• _Material provided_
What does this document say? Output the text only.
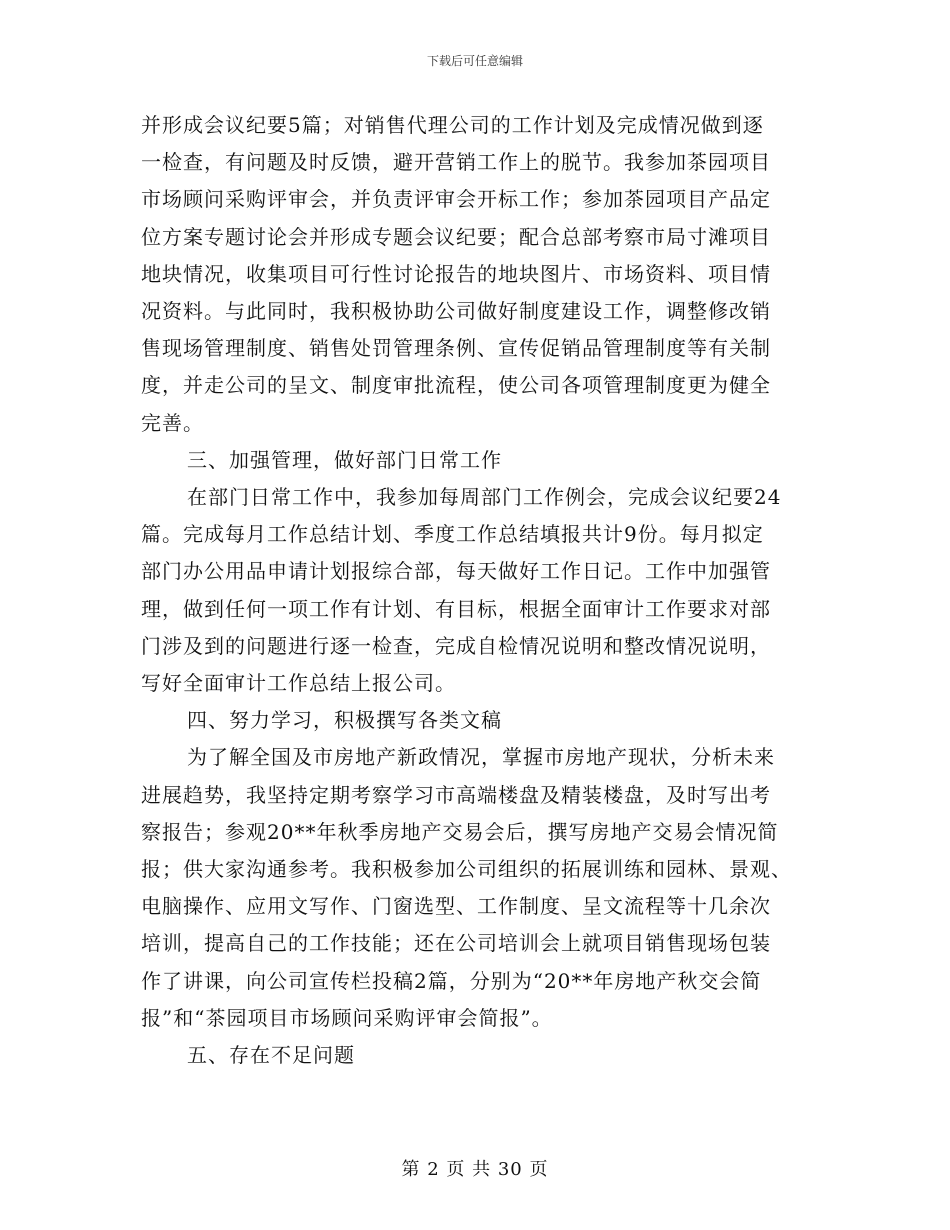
下载后可任意编辑
并形成会议纪要5篇；对销售代理公司的工作计划及完成情况做到逐
一检查，有问题及时反馈，避开营销工作上的脱节。我参加茶园项目
市场顾问采购评审会，并负责评审会开标工作；参加茶园项目产品定
位方案专题讨论会并形成专题会议纪要；配合总部考察市局寸滩项目
地块情况，收集项目可行性讨论报告的地块图片、市场资料、项目情
况资料。与此同时，我积极协助公司做好制度建设工作，调整修改销
售现场管理制度、销售处罚管理条例、宣传促销品管理制度等有关制
度，并走公司的呈文、制度审批流程，使公司各项管理制度更为健全
完善。
三、加强管理，做好部门日常工作
在部门日常工作中，我参加每周部门工作例会，完成会议纪要24
篇。完成每月工作总结计划、季度工作总结填报共计9份。每月拟定
部门办公用品申请计划报综合部，每天做好工作日记。工作中加强管
理，做到任何一项工作有计划、有目标，根据全面审计工作要求对部
门涉及到的问题进行逐一检查，完成自检情况说明和整改情况说明，
写好全面审计工作总结上报公司。
四、努力学习，积极撰写各类文稿
为了解全国及市房地产新政情况，掌握市房地产现状，分析未来
进展趋势，我坚持定期考察学习市高端楼盘及精装楼盘，及时写出考
察报告；参观20**年秋季房地产交易会后，撰写房地产交易会情况简
报；供大家沟通参考。我积极参加公司组织的拓展训练和园林、景观、
电脑操作、应用文写作、门窗选型、工作制度、呈文流程等十几余次
培训，提高自己的工作技能；还在公司培训会上就项目销售现场包装
作了讲课，向公司宣传栏投稿2篇，分别为“20**年房地产秋交会简
报”和“茶园项目市场顾问采购评审会简报”。
五、存在不足问题
第 2 页 共 30 页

• _Challenge_
Please repeat the entries exactly. Do not include the pictures.

• _Answer_
What does this document say? Output the text only.
下载后可任意编辑
并形成会议纪要5篇；对销售代理公司的工作计划及完成情况做到逐
一检查，有问题及时反馈，避开营销工作上的脱节。我参加茶园项目
市场顾问采购评审会，并负责评审会开标工作；参加茶园项目产品定
位方案专题讨论会并形成专题会议纪要；配合总部考察市局寸滩项目
地块情况，收集项目可行性讨论报告的地块图片、市场资料、项目情
况资料。与此同时，我积极协助公司做好制度建设工作，调整修改销
售现场管理制度、销售处罚管理条例、宣传促销品管理制度等有关制
度，并走公司的呈文、制度审批流程，使公司各项管理制度更为健全
完善。
三、加强管理，做好部门日常工作
在部门日常工作中，我参加每周部门工作例会，完成会议纪要24
篇。完成每月工作总结计划、季度工作总结填报共计9份。每月拟定
部门办公用品申请计划报综合部，每天做好工作日记。工作中加强管
理，做到任何一项工作有计划、有目标，根据全面审计工作要求对部
门涉及到的问题进行逐一检查，完成自检情况说明和整改情况说明，
写好全面审计工作总结上报公司。
四、努力学习，积极撰写各类文稿
为了解全国及市房地产新政情况，掌握市房地产现状，分析未来
进展趋势，我坚持定期考察学习市高端楼盘及精装楼盘，及时写出考
察报告；参观20**年秋季房地产交易会后，撰写房地产交易会情况简
报；供大家沟通参考。我积极参加公司组织的拓展训练和园林、景观、
电脑操作、应用文写作、门窗选型、工作制度、呈文流程等十几余次
培训，提高自己的工作技能；还在公司培训会上就项目销售现场包装
作了讲课，向公司宣传栏投稿2篇，分别为“20**年房地产秋交会简
报”和“茶园项目市场顾问采购评审会简报”。
五、存在不足问题
第 2 页 共 30 页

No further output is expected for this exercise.